Your task: Report every line in the listing below where the string "name" shows up.

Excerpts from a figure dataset
# # # # #

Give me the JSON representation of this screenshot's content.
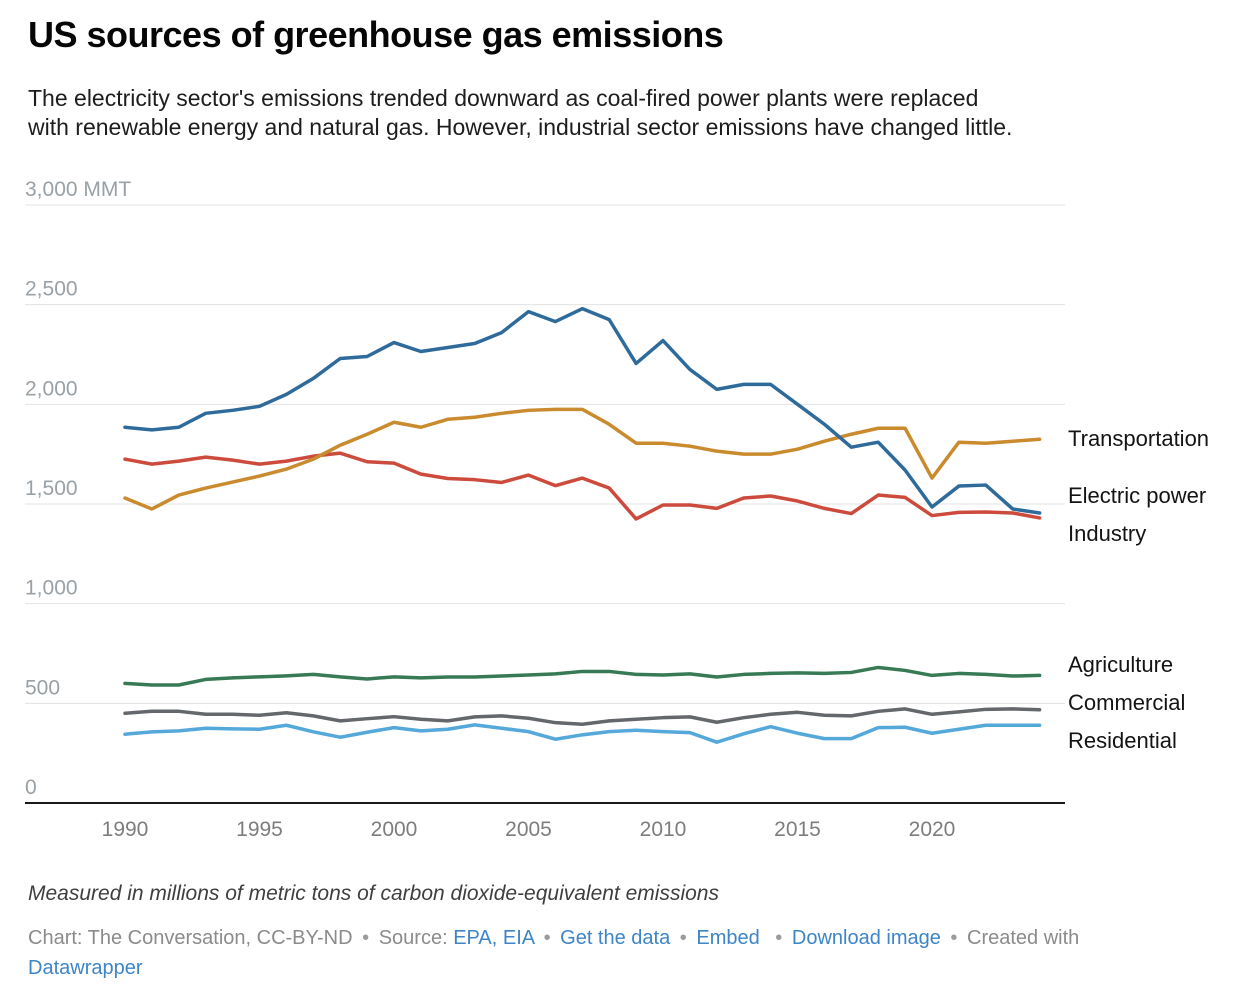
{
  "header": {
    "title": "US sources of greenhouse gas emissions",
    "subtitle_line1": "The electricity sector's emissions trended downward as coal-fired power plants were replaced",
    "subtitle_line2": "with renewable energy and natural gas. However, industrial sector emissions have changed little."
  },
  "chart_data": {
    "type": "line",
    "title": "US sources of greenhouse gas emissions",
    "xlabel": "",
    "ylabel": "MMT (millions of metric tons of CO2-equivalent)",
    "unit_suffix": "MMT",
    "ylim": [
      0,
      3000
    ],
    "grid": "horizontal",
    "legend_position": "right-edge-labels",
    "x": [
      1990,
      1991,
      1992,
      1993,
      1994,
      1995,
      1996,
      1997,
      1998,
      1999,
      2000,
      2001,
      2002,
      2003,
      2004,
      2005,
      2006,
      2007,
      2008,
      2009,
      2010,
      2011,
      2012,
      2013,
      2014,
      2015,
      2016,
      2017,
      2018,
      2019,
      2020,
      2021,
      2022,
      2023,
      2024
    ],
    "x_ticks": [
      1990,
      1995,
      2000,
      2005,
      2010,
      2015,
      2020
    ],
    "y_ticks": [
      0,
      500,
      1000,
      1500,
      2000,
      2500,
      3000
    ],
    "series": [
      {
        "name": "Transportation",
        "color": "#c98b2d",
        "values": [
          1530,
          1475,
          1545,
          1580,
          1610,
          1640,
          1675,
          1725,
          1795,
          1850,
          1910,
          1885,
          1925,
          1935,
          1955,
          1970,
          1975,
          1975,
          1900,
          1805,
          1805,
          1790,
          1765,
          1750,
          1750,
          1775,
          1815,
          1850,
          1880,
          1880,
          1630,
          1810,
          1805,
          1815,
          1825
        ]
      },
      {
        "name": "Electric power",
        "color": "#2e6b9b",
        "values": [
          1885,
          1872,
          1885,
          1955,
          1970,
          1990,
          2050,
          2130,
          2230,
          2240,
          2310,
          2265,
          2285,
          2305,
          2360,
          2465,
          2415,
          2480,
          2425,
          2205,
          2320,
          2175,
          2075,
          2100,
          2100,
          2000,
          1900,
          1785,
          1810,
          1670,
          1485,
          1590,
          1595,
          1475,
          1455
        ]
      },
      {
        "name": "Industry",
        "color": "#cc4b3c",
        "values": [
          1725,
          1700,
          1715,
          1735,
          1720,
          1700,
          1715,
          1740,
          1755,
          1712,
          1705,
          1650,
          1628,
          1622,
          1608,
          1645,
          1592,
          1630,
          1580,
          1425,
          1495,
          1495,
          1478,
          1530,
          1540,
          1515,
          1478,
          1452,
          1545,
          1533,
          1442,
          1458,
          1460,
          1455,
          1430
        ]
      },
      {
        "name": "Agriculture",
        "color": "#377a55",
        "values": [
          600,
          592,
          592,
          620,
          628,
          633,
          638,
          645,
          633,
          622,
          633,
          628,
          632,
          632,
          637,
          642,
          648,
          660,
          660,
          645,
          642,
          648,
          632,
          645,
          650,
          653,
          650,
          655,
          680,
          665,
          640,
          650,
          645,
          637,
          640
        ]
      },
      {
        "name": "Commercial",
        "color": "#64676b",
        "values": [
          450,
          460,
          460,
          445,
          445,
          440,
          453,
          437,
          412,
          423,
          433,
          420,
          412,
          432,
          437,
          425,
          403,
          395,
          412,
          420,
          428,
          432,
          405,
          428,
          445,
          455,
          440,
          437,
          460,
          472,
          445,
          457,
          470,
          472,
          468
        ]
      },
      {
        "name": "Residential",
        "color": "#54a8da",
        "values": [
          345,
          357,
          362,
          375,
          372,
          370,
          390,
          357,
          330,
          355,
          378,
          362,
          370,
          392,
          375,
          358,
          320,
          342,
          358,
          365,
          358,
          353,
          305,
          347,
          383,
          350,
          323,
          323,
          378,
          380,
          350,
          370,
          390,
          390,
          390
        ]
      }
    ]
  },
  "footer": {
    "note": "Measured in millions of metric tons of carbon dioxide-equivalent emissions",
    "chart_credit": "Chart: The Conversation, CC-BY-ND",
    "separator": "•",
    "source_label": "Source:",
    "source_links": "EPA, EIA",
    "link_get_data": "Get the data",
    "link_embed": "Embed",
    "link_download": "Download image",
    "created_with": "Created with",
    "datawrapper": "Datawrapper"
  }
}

# # # # #

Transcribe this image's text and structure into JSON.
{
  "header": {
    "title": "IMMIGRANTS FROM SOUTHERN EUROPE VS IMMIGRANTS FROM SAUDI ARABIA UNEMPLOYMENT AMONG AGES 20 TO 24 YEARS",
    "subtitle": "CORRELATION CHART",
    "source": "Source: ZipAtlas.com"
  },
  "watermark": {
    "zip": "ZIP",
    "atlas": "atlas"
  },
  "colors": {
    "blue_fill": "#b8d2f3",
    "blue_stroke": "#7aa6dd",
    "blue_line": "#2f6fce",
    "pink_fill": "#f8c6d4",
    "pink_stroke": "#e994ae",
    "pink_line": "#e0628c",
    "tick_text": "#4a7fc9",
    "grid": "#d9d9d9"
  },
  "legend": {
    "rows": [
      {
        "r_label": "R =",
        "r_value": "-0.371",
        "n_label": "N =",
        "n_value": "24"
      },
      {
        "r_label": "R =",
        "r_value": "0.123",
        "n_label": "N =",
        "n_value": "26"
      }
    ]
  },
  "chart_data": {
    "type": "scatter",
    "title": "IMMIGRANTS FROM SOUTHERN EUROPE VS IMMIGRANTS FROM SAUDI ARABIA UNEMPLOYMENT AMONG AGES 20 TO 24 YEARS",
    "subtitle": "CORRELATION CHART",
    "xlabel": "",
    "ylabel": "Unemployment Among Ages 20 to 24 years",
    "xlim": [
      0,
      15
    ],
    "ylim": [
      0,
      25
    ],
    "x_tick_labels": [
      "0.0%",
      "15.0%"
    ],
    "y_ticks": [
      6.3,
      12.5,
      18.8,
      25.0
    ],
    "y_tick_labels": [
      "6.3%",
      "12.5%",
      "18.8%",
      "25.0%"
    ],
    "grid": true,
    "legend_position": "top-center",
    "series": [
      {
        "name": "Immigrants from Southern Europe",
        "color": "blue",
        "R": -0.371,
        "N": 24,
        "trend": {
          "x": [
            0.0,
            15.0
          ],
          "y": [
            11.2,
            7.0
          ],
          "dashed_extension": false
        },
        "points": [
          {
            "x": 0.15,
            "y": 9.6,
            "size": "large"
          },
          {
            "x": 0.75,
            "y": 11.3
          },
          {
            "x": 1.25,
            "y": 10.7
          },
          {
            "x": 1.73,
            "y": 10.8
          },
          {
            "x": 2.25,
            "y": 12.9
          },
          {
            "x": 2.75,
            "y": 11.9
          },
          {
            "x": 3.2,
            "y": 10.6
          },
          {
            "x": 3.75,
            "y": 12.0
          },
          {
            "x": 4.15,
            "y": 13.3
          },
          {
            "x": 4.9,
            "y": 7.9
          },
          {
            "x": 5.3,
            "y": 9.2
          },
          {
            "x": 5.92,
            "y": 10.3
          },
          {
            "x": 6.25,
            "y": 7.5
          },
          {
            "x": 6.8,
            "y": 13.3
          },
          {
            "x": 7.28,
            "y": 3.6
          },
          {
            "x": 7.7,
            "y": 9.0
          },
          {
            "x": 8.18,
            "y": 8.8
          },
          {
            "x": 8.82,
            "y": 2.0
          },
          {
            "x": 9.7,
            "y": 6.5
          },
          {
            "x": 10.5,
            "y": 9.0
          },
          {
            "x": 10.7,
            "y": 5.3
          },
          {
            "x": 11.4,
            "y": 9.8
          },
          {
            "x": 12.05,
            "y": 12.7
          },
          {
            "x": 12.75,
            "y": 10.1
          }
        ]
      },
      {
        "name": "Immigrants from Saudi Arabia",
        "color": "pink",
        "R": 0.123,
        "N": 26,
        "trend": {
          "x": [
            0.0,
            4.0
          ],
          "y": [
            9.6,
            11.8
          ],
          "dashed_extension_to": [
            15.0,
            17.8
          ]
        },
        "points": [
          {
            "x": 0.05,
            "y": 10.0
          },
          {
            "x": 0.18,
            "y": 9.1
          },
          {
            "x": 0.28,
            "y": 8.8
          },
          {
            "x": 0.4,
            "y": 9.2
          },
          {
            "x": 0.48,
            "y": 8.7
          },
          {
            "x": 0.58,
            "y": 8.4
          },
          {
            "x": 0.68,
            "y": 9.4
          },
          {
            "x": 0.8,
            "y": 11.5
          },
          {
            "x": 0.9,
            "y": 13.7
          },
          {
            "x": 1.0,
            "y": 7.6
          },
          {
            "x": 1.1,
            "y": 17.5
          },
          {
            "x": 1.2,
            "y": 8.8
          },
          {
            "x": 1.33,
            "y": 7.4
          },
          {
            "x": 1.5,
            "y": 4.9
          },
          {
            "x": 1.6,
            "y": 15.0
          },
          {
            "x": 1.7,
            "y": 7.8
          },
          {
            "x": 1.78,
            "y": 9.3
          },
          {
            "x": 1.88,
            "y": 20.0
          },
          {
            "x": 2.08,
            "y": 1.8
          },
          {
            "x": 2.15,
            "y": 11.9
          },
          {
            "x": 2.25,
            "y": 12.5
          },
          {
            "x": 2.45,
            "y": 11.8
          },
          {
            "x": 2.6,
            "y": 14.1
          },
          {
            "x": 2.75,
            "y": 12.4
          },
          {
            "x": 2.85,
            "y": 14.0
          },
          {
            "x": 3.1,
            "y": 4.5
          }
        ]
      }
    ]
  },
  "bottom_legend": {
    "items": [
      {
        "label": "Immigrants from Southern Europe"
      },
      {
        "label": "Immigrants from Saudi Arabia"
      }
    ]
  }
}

# # # # #

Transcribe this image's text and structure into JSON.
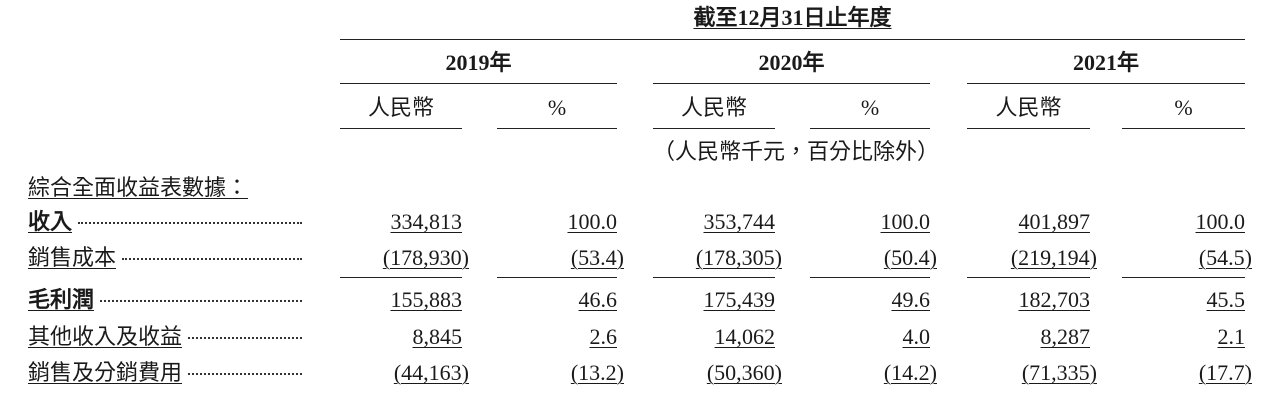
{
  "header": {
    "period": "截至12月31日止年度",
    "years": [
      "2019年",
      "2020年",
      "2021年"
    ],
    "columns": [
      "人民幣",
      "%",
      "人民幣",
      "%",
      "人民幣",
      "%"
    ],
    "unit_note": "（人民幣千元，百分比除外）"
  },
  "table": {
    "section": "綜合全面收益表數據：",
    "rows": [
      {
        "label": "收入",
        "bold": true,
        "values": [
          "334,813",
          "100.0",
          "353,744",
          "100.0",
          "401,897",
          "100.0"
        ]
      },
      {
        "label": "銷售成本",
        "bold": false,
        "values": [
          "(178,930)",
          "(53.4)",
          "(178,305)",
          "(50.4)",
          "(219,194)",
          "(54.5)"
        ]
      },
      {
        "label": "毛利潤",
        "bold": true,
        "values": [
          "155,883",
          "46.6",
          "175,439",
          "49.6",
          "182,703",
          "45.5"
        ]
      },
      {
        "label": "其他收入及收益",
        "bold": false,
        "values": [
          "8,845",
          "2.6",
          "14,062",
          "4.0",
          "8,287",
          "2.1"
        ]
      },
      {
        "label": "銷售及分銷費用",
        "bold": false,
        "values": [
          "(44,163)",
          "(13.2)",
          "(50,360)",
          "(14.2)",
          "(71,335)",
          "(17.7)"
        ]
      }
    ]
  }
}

# # # # #

Response:
        "name": "Transportation",
        "name": "Electric power",
        "name": "Industry",
        "name": "Agriculture",
        "name": "Commercial",
        "name": "Residential",
        "name": "Immigrants from Southern Europe",
        "name": "Immigrants from Saudi Arabia",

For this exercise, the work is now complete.